#### [Short exercise]
Return every line of the data below that includes the string "clubb".

Figure collection entries:
= = =

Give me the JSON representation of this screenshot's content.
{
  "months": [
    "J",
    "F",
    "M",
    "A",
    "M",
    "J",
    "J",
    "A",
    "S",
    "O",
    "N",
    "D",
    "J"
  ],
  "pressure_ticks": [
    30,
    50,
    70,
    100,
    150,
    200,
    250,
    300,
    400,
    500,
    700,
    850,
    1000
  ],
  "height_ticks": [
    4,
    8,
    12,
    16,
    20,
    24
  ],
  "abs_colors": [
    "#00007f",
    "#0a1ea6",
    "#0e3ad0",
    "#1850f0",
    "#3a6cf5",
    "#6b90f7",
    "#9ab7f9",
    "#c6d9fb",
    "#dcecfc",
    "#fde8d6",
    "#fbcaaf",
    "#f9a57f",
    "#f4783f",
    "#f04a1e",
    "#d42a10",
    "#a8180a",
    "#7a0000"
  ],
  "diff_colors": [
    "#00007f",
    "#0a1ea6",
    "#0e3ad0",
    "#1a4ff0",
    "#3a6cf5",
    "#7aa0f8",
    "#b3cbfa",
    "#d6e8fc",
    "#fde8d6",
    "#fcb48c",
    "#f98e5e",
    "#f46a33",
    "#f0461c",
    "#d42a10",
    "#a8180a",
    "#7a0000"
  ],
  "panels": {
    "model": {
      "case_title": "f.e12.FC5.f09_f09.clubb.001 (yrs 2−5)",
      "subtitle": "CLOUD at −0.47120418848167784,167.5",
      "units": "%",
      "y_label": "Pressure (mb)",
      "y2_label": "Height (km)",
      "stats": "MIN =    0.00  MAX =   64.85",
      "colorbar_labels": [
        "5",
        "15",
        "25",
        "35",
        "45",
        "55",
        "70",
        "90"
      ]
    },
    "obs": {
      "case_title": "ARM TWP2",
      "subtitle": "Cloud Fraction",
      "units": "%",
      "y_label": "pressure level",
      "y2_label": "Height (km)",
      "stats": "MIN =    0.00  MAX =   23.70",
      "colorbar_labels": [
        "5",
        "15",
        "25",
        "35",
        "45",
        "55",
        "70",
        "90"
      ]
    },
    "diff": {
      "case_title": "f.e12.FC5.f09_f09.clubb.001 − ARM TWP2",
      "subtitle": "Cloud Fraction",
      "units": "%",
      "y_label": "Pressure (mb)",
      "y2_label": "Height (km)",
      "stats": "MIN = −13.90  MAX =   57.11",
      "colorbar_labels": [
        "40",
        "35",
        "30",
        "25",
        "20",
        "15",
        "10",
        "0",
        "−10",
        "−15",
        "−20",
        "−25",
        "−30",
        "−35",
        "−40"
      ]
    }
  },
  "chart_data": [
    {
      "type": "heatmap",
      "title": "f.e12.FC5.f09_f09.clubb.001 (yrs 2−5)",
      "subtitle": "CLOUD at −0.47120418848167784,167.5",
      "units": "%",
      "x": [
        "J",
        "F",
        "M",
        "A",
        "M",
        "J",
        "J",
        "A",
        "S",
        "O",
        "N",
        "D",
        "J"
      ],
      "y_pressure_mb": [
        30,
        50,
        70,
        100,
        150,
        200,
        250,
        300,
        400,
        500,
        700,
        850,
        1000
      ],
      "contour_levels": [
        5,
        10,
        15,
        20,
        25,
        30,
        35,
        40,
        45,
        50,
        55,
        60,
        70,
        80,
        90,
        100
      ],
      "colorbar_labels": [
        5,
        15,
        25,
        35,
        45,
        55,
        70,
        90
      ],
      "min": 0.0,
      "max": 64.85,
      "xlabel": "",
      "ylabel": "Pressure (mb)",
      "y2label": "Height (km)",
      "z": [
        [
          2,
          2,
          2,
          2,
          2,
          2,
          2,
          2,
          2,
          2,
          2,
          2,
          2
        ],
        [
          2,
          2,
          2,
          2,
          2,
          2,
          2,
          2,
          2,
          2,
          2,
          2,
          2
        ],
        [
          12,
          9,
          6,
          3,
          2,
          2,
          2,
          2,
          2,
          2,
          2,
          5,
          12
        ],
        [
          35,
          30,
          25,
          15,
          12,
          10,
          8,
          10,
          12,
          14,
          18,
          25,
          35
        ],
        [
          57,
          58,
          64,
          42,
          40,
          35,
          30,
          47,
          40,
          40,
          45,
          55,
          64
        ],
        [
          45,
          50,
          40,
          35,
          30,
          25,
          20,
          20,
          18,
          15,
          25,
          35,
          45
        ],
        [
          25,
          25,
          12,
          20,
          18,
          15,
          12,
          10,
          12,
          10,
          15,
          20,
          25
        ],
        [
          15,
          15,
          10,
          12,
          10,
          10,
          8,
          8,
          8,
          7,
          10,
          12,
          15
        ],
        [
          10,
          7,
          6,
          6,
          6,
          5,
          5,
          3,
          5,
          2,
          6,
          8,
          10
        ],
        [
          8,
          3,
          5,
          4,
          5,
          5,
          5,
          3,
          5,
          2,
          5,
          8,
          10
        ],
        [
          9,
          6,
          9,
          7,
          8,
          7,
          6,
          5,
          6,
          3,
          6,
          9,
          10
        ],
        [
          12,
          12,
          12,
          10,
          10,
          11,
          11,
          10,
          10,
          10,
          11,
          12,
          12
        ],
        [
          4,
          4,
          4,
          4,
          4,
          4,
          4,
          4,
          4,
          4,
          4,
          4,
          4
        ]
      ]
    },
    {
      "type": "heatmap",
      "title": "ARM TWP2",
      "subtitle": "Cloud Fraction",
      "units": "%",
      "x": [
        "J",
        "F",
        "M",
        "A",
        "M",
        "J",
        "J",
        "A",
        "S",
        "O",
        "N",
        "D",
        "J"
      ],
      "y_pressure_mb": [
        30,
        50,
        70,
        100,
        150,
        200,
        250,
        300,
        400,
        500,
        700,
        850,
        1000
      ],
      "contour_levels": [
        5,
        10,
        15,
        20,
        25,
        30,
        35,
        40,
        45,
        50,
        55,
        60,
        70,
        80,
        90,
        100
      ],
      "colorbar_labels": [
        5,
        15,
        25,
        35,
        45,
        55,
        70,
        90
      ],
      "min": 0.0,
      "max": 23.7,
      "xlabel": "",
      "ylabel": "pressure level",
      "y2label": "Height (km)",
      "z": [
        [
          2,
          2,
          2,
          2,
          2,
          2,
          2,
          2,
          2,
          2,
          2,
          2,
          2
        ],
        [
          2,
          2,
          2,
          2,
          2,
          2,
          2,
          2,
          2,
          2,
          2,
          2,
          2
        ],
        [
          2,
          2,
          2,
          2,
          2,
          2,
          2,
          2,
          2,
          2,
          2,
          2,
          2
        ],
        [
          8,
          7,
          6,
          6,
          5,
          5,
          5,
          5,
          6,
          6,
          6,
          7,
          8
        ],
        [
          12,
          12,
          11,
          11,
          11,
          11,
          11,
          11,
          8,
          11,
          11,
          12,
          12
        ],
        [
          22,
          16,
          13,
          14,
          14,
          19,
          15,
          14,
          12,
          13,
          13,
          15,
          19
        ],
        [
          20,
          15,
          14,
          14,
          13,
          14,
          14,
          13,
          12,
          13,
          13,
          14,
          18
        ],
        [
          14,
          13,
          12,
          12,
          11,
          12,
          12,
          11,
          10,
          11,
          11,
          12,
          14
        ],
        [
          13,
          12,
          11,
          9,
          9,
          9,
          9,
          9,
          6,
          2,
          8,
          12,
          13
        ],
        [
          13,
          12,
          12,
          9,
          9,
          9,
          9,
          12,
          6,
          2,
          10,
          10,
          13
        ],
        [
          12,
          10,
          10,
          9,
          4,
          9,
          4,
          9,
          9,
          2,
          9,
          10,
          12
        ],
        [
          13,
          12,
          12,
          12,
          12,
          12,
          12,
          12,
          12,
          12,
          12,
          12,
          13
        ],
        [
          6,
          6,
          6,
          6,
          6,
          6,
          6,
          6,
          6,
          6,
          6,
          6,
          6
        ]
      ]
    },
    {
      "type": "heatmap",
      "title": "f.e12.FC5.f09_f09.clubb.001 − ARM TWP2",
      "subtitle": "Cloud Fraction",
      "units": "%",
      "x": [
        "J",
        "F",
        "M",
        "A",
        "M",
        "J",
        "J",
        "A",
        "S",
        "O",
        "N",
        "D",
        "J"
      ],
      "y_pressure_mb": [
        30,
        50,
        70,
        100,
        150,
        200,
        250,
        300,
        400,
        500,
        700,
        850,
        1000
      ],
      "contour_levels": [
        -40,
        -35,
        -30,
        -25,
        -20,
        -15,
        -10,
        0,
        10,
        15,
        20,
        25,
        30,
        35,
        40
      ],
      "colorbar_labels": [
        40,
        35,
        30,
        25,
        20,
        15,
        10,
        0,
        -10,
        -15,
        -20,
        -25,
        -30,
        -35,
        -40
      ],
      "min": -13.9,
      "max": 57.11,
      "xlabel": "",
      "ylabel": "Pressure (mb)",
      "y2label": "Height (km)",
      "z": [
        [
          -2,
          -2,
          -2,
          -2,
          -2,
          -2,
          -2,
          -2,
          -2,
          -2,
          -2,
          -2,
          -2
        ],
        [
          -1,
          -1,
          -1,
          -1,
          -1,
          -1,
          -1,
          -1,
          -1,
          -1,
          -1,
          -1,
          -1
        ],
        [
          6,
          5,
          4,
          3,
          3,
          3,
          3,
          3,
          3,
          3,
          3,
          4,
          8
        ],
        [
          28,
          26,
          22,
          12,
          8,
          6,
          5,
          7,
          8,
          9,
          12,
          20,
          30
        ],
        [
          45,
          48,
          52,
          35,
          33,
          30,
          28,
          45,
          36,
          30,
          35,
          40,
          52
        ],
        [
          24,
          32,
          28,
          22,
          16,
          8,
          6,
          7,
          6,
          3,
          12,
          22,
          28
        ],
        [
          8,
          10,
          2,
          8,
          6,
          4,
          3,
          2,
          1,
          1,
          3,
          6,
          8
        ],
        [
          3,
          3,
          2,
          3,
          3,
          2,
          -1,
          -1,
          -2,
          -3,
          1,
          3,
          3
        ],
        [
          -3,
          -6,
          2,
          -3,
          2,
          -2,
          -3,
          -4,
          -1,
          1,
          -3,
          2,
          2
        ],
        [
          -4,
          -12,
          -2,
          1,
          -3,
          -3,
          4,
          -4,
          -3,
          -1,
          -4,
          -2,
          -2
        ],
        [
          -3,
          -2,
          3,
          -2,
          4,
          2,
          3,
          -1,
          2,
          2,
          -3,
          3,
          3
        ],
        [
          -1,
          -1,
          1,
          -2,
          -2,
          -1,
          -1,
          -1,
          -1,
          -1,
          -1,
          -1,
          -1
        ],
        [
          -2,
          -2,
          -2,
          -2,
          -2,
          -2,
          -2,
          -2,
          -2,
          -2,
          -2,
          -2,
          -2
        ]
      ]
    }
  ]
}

= = =

#### [Answer to the task]
      "case_title": "f.e12.FC5.f09_f09.clubb.001 (yrs 2−5)",
      "case_title": "f.e12.FC5.f09_f09.clubb.001 − ARM TWP2",
      "title": "f.e12.FC5.f09_f09.clubb.001 (yrs 2−5)",
      "title": "f.e12.FC5.f09_f09.clubb.001 − ARM TWP2",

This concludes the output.